### To be done
Here are some records; copy every line that holds the word "data".

### Input records
────

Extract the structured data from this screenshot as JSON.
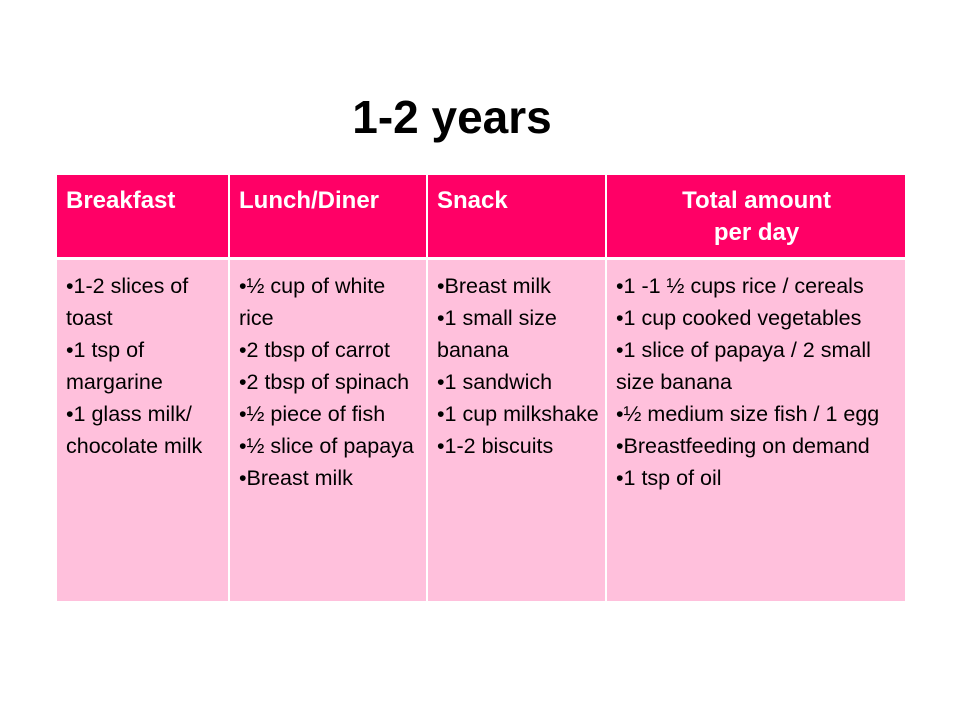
{
  "title": "1-2 years",
  "table": {
    "headers": {
      "breakfast": "Breakfast",
      "lunch": "Lunch/Diner",
      "snack": "Snack",
      "total_line1": "Total amount",
      "total_line2": "per day"
    },
    "breakfast": [
      "•1-2 slices of toast",
      "•1 tsp of margarine",
      "•1 glass milk/ chocolate milk"
    ],
    "lunch": [
      "•½ cup of white rice",
      "•2 tbsp of carrot",
      "•2 tbsp of spinach",
      "•½ piece of fish",
      "•½ slice of papaya",
      "•Breast milk"
    ],
    "snack": [
      "•Breast milk",
      "•1 small size banana",
      "•1 sandwich",
      "•1 cup milkshake",
      "•1-2 biscuits"
    ],
    "total": [
      "•1 -1 ½ cups rice / cereals",
      "•1 cup cooked vegetables",
      "•1 slice of papaya / 2 small size banana",
      "•½ medium size fish / 1 egg",
      "•Breastfeeding on demand",
      "•1 tsp of oil"
    ]
  },
  "colors": {
    "header_bg": "#ff0066",
    "body_bg": "#ffc0dc"
  }
}
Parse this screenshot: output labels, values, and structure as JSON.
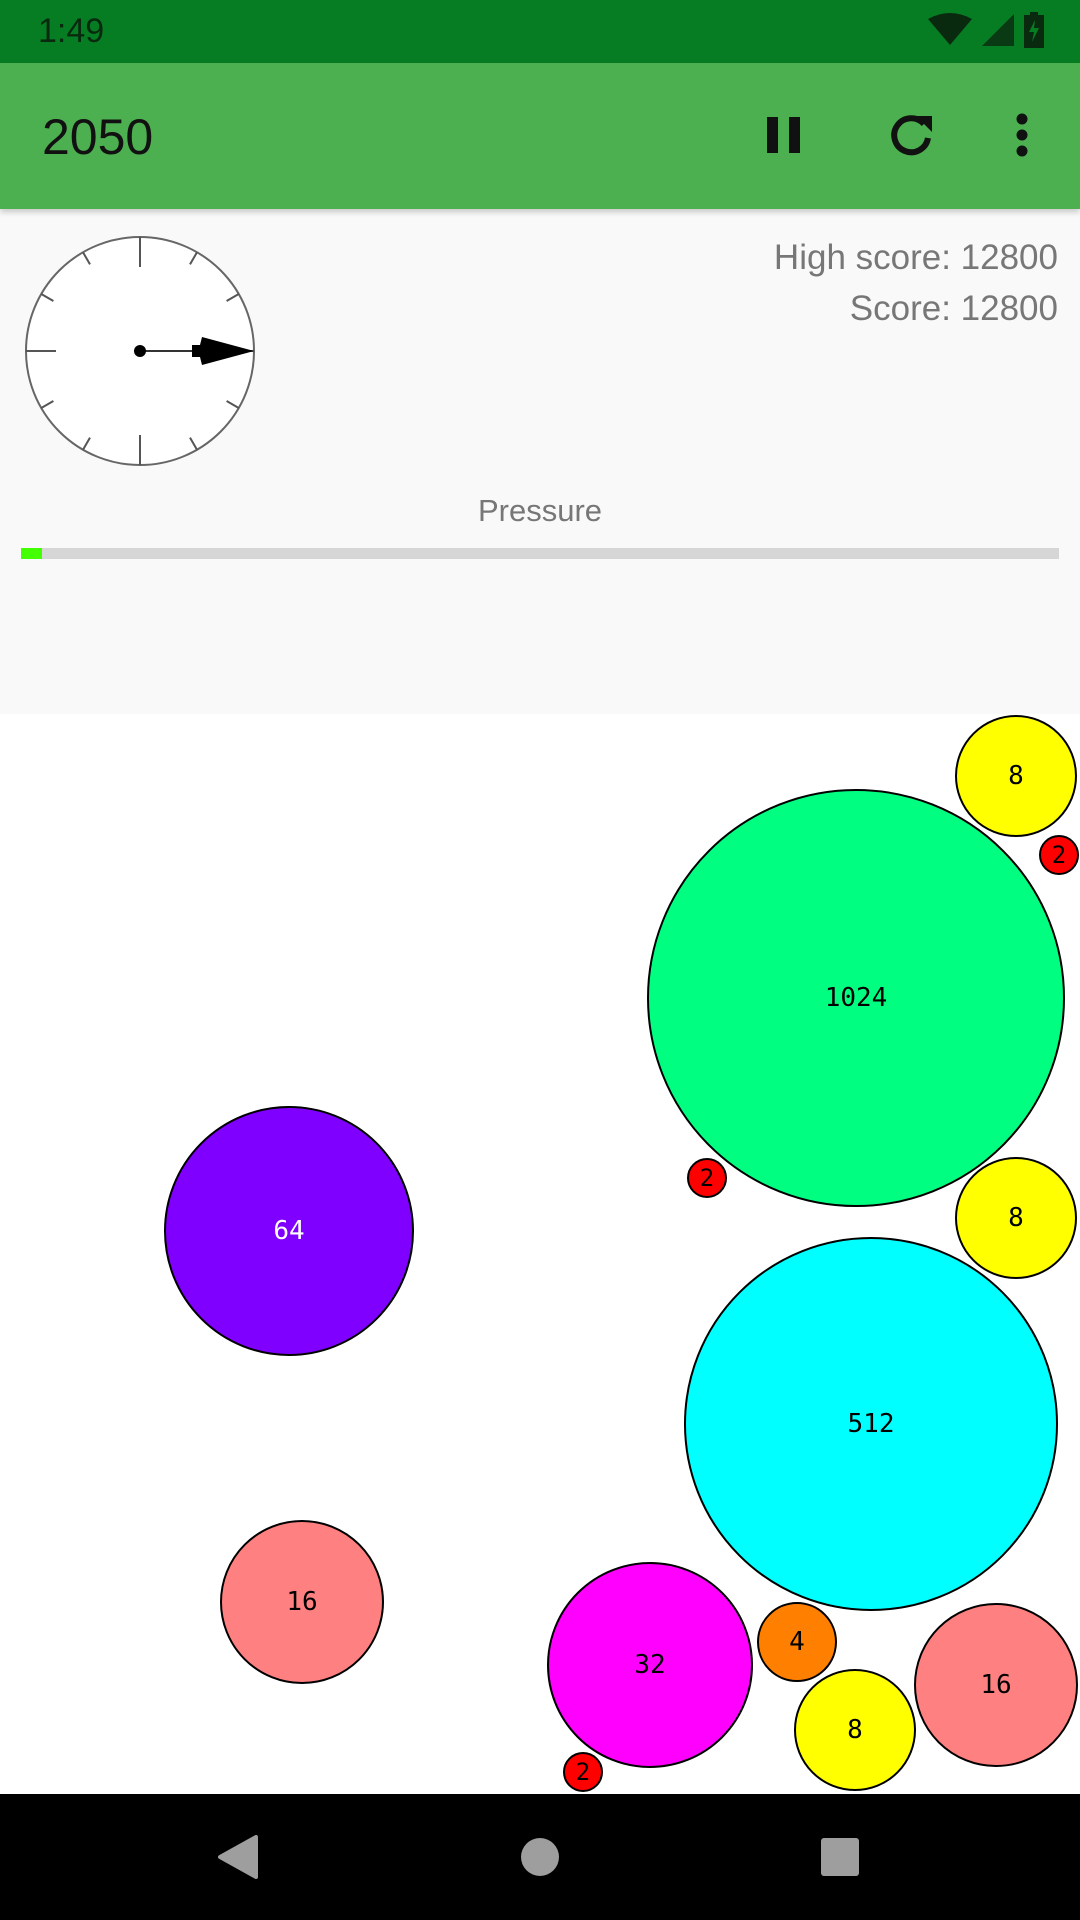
{
  "status_bar": {
    "time": "1:49",
    "icons": [
      "wifi-icon",
      "signal-icon",
      "battery-charging-icon"
    ]
  },
  "app_bar": {
    "title": "2050",
    "actions": [
      "pause-icon",
      "refresh-icon",
      "more-vert-icon"
    ]
  },
  "header": {
    "high_score": "High score: 12800",
    "score": "Score: 12800",
    "pressure_label": "Pressure",
    "pressure_percent": 2,
    "dial_direction_degrees": 90
  },
  "balls": [
    {
      "value": "8",
      "color": "#FFFF00"
    },
    {
      "value": "2",
      "color": "#FF0000"
    },
    {
      "value": "1024",
      "color": "#00FF80"
    },
    {
      "value": "2",
      "color": "#FF0000"
    },
    {
      "value": "8",
      "color": "#FFFF00"
    },
    {
      "value": "64",
      "color": "#8000FF",
      "text_color": "#FFFFFF"
    },
    {
      "value": "512",
      "color": "#00FFFF"
    },
    {
      "value": "16",
      "color": "#FF8080"
    },
    {
      "value": "32",
      "color": "#FF00FF"
    },
    {
      "value": "4",
      "color": "#FF8000"
    },
    {
      "value": "8",
      "color": "#FFFF00"
    },
    {
      "value": "16",
      "color": "#FF8080"
    },
    {
      "value": "2",
      "color": "#FF0000"
    }
  ],
  "nav_bar": {
    "buttons": [
      "back-icon",
      "home-icon",
      "recents-icon"
    ]
  }
}
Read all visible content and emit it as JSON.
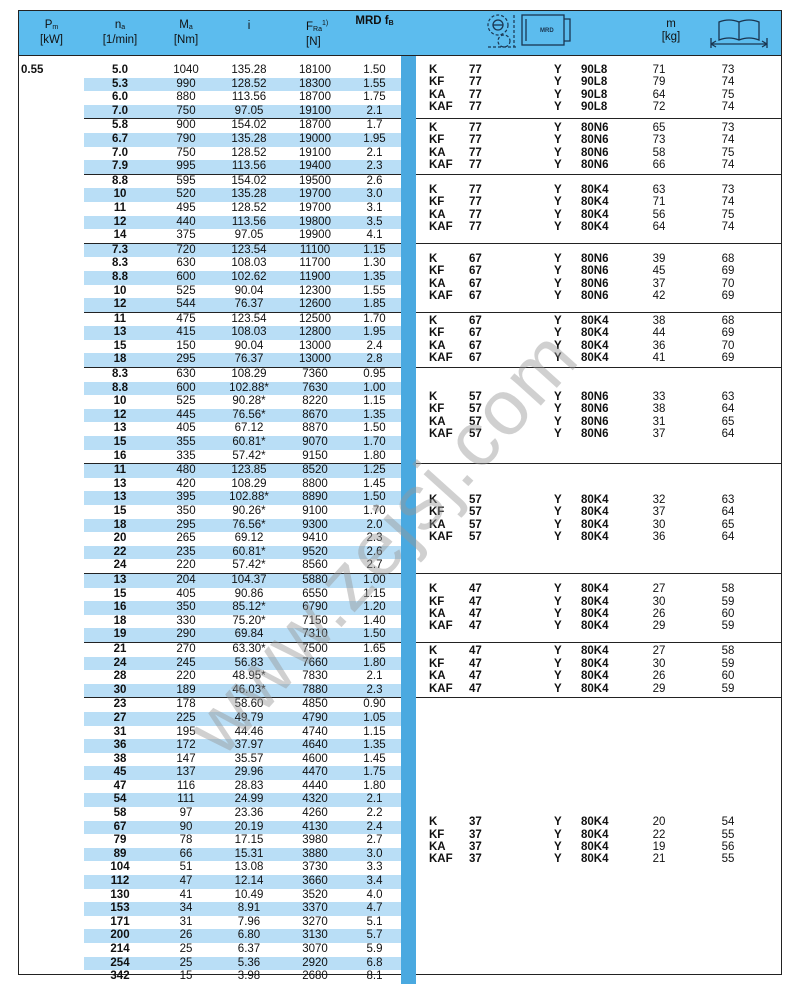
{
  "header": {
    "pm": {
      "main": "P",
      "sub": "m",
      "unit": "[kW]"
    },
    "na": {
      "main": "n",
      "sub": "a",
      "unit": "[1/min]"
    },
    "ma": {
      "main": "M",
      "sub": "a",
      "unit": "[Nm]"
    },
    "i": {
      "main": "i"
    },
    "fra": {
      "main": "F",
      "sub": "Ra",
      "sup": "1)",
      "unit": "[N]"
    },
    "mrd": {
      "main": "MRD f",
      "sub": "B"
    },
    "gearmotor_icon": "gear-motor-icon",
    "gearmotor_label": "MRD",
    "mass": {
      "main": "m",
      "unit": "[kg]"
    },
    "dimension_icon": "book-dimension-icon"
  },
  "power": "0.55",
  "colors": {
    "header": "#5cbcee",
    "stripe": "#b9def6",
    "bar": "#4aa9e0"
  },
  "groups": [
    {
      "rows": [
        [
          "5.0",
          "1040",
          "135.28",
          "18100",
          "1.50"
        ],
        [
          "5.3",
          "990",
          "128.52",
          "18300",
          "1.55"
        ],
        [
          "6.0",
          "880",
          "113.56",
          "18700",
          "1.75"
        ],
        [
          "7.0",
          "750",
          "97.05",
          "19100",
          "2.1"
        ]
      ],
      "models": [
        [
          "K",
          "77",
          "Y",
          "90L8",
          "71",
          "73"
        ],
        [
          "KF",
          "77",
          "Y",
          "90L8",
          "79",
          "74"
        ],
        [
          "KA",
          "77",
          "Y",
          "90L8",
          "64",
          "75"
        ],
        [
          "KAF",
          "77",
          "Y",
          "90L8",
          "72",
          "74"
        ]
      ]
    },
    {
      "rows": [
        [
          "5.8",
          "900",
          "154.02",
          "18700",
          "1.7"
        ],
        [
          "6.7",
          "790",
          "135.28",
          "19000",
          "1.95"
        ],
        [
          "7.0",
          "750",
          "128.52",
          "19100",
          "2.1"
        ],
        [
          "7.9",
          "995",
          "113.56",
          "19400",
          "2.3"
        ]
      ],
      "models": [
        [
          "K",
          "77",
          "Y",
          "80N6",
          "65",
          "73"
        ],
        [
          "KF",
          "77",
          "Y",
          "80N6",
          "73",
          "74"
        ],
        [
          "KA",
          "77",
          "Y",
          "80N6",
          "58",
          "75"
        ],
        [
          "KAF",
          "77",
          "Y",
          "80N6",
          "66",
          "74"
        ]
      ]
    },
    {
      "rows": [
        [
          "8.8",
          "595",
          "154.02",
          "19500",
          "2.6"
        ],
        [
          "10",
          "520",
          "135.28",
          "19700",
          "3.0"
        ],
        [
          "11",
          "495",
          "128.52",
          "19700",
          "3.1"
        ],
        [
          "12",
          "440",
          "113.56",
          "19800",
          "3.5"
        ],
        [
          "14",
          "375",
          "97.05",
          "19900",
          "4.1"
        ]
      ],
      "models": [
        [
          "K",
          "77",
          "Y",
          "80K4",
          "63",
          "73"
        ],
        [
          "KF",
          "77",
          "Y",
          "80K4",
          "71",
          "74"
        ],
        [
          "KA",
          "77",
          "Y",
          "80K4",
          "56",
          "75"
        ],
        [
          "KAF",
          "77",
          "Y",
          "80K4",
          "64",
          "74"
        ]
      ]
    },
    {
      "rows": [
        [
          "7.3",
          "720",
          "123.54",
          "11100",
          "1.15"
        ],
        [
          "8.3",
          "630",
          "108.03",
          "11700",
          "1.30"
        ],
        [
          "8.8",
          "600",
          "102.62",
          "11900",
          "1.35"
        ],
        [
          "10",
          "525",
          "90.04",
          "12300",
          "1.55"
        ],
        [
          "12",
          "544",
          "76.37",
          "12600",
          "1.85"
        ]
      ],
      "models": [
        [
          "K",
          "67",
          "Y",
          "80N6",
          "39",
          "68"
        ],
        [
          "KF",
          "67",
          "Y",
          "80N6",
          "45",
          "69"
        ],
        [
          "KA",
          "67",
          "Y",
          "80N6",
          "37",
          "70"
        ],
        [
          "KAF",
          "67",
          "Y",
          "80N6",
          "42",
          "69"
        ]
      ]
    },
    {
      "rows": [
        [
          "11",
          "475",
          "123.54",
          "12500",
          "1.70"
        ],
        [
          "13",
          "415",
          "108.03",
          "12800",
          "1.95"
        ],
        [
          "15",
          "150",
          "90.04",
          "13000",
          "2.4"
        ],
        [
          "18",
          "295",
          "76.37",
          "13000",
          "2.8"
        ]
      ],
      "models": [
        [
          "K",
          "67",
          "Y",
          "80K4",
          "38",
          "68"
        ],
        [
          "KF",
          "67",
          "Y",
          "80K4",
          "44",
          "69"
        ],
        [
          "KA",
          "67",
          "Y",
          "80K4",
          "36",
          "70"
        ],
        [
          "KAF",
          "67",
          "Y",
          "80K4",
          "41",
          "69"
        ]
      ]
    },
    {
      "rows": [
        [
          "8.3",
          "630",
          "108.29",
          "7360",
          "0.95"
        ],
        [
          "8.8",
          "600",
          "102.88*",
          "7630",
          "1.00"
        ],
        [
          "10",
          "525",
          "90.28*",
          "8220",
          "1.15"
        ],
        [
          "12",
          "445",
          "76.56*",
          "8670",
          "1.35"
        ],
        [
          "13",
          "405",
          "67.12",
          "8870",
          "1.50"
        ],
        [
          "15",
          "355",
          "60.81*",
          "9070",
          "1.70"
        ],
        [
          "16",
          "335",
          "57.42*",
          "9150",
          "1.80"
        ]
      ],
      "models": [
        [
          "K",
          "57",
          "Y",
          "80N6",
          "33",
          "63"
        ],
        [
          "KF",
          "57",
          "Y",
          "80N6",
          "38",
          "64"
        ],
        [
          "KA",
          "57",
          "Y",
          "80N6",
          "31",
          "65"
        ],
        [
          "KAF",
          "57",
          "Y",
          "80N6",
          "37",
          "64"
        ]
      ]
    },
    {
      "rows": [
        [
          "11",
          "480",
          "123.85",
          "8520",
          "1.25"
        ],
        [
          "13",
          "420",
          "108.29",
          "8800",
          "1.45"
        ],
        [
          "13",
          "395",
          "102.88*",
          "8890",
          "1.50"
        ],
        [
          "15",
          "350",
          "90.26*",
          "9100",
          "1.70"
        ],
        [
          "18",
          "295",
          "76.56*",
          "9300",
          "2.0"
        ],
        [
          "20",
          "265",
          "69.12",
          "9410",
          "2.3"
        ],
        [
          "22",
          "235",
          "60.81*",
          "9520",
          "2.6"
        ],
        [
          "24",
          "220",
          "57.42*",
          "8560",
          "2.7"
        ]
      ],
      "models": [
        [
          "K",
          "57",
          "Y",
          "80K4",
          "32",
          "63"
        ],
        [
          "KF",
          "57",
          "Y",
          "80K4",
          "37",
          "64"
        ],
        [
          "KA",
          "57",
          "Y",
          "80K4",
          "30",
          "65"
        ],
        [
          "KAF",
          "57",
          "Y",
          "80K4",
          "36",
          "64"
        ]
      ]
    },
    {
      "rows": [
        [
          "13",
          "204",
          "104.37",
          "5880",
          "1.00"
        ],
        [
          "15",
          "405",
          "90.86",
          "6550",
          "1.15"
        ],
        [
          "16",
          "350",
          "85.12*",
          "6790",
          "1.20"
        ],
        [
          "18",
          "330",
          "75.20*",
          "7150",
          "1.40"
        ],
        [
          "19",
          "290",
          "69.84",
          "7310",
          "1.50"
        ]
      ],
      "models": [
        [
          "K",
          "47",
          "Y",
          "80K4",
          "27",
          "58"
        ],
        [
          "KF",
          "47",
          "Y",
          "80K4",
          "30",
          "59"
        ],
        [
          "KA",
          "47",
          "Y",
          "80K4",
          "26",
          "60"
        ],
        [
          "KAF",
          "47",
          "Y",
          "80K4",
          "29",
          "59"
        ]
      ]
    },
    {
      "rows": [
        [
          "21",
          "270",
          "63.30*",
          "7500",
          "1.65"
        ],
        [
          "24",
          "245",
          "56.83",
          "7660",
          "1.80"
        ],
        [
          "28",
          "220",
          "48.95*",
          "7830",
          "2.1"
        ],
        [
          "30",
          "189",
          "46.03*",
          "7880",
          "2.3"
        ]
      ],
      "models": [
        [
          "K",
          "47",
          "Y",
          "80K4",
          "27",
          "58"
        ],
        [
          "KF",
          "47",
          "Y",
          "80K4",
          "30",
          "59"
        ],
        [
          "KA",
          "47",
          "Y",
          "80K4",
          "26",
          "60"
        ],
        [
          "KAF",
          "47",
          "Y",
          "80K4",
          "29",
          "59"
        ]
      ]
    },
    {
      "rows": [
        [
          "23",
          "178",
          "58.60",
          "4850",
          "0.90"
        ],
        [
          "27",
          "225",
          "49.79",
          "4790",
          "1.05"
        ],
        [
          "31",
          "195",
          "44.46",
          "4740",
          "1.15"
        ],
        [
          "36",
          "172",
          "37.97",
          "4640",
          "1.35"
        ],
        [
          "38",
          "147",
          "35.57",
          "4600",
          "1.45"
        ],
        [
          "45",
          "137",
          "29.96",
          "4470",
          "1.75"
        ],
        [
          "47",
          "116",
          "28.83",
          "4440",
          "1.80"
        ],
        [
          "54",
          "111",
          "24.99",
          "4320",
          "2.1"
        ],
        [
          "58",
          "97",
          "23.36",
          "4260",
          "2.2"
        ],
        [
          "67",
          "90",
          "20.19",
          "4130",
          "2.4"
        ],
        [
          "79",
          "78",
          "17.15",
          "3980",
          "2.7"
        ],
        [
          "89",
          "66",
          "15.31",
          "3880",
          "3.0"
        ],
        [
          "104",
          "51",
          "13.08",
          "3730",
          "3.3"
        ],
        [
          "112",
          "47",
          "12.14",
          "3660",
          "3.4"
        ],
        [
          "130",
          "41",
          "10.49",
          "3520",
          "4.0"
        ],
        [
          "153",
          "34",
          "8.91",
          "3370",
          "4.7"
        ],
        [
          "171",
          "31",
          "7.96",
          "3270",
          "5.1"
        ],
        [
          "200",
          "26",
          "6.80",
          "3130",
          "5.7"
        ],
        [
          "214",
          "25",
          "6.37",
          "3070",
          "5.9"
        ],
        [
          "254",
          "25",
          "5.36",
          "2920",
          "6.8"
        ],
        [
          "342",
          "15",
          "3.98",
          "2680",
          "8.1"
        ]
      ],
      "models": [
        [
          "K",
          "37",
          "Y",
          "80K4",
          "20",
          "54"
        ],
        [
          "KF",
          "37",
          "Y",
          "80K4",
          "22",
          "55"
        ],
        [
          "KA",
          "37",
          "Y",
          "80K4",
          "19",
          "56"
        ],
        [
          "KAF",
          "37",
          "Y",
          "80K4",
          "21",
          "55"
        ]
      ]
    }
  ],
  "watermark": "www.zejsj.com"
}
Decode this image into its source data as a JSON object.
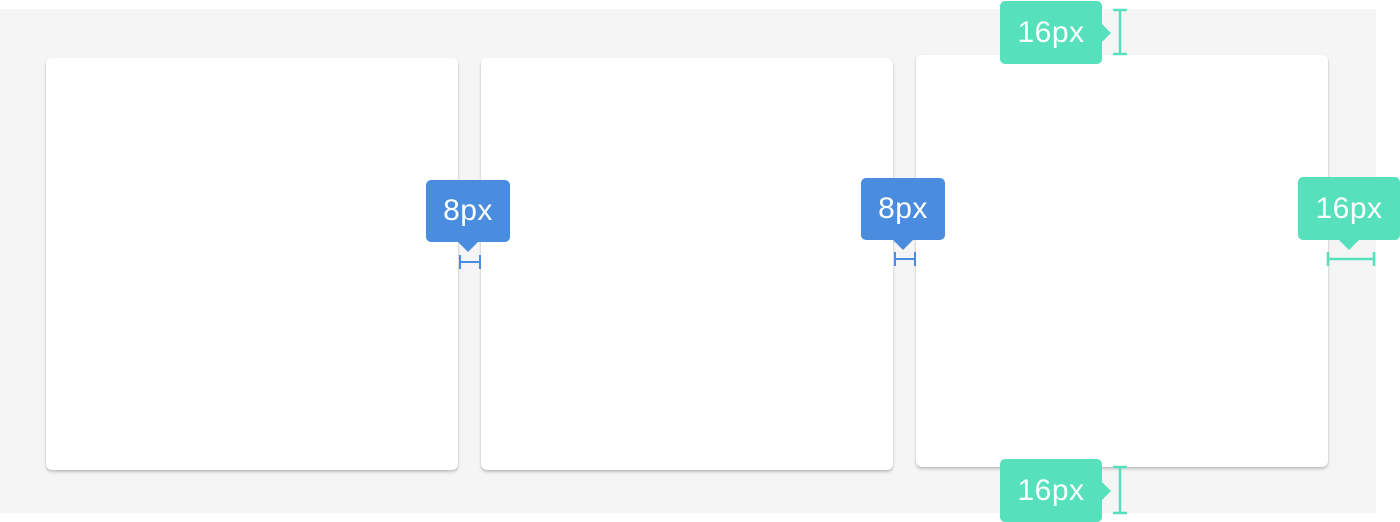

────

### Expected output
Extract the structured data from this screenshot as JSON.
Decode this image into its source data as a JSON object.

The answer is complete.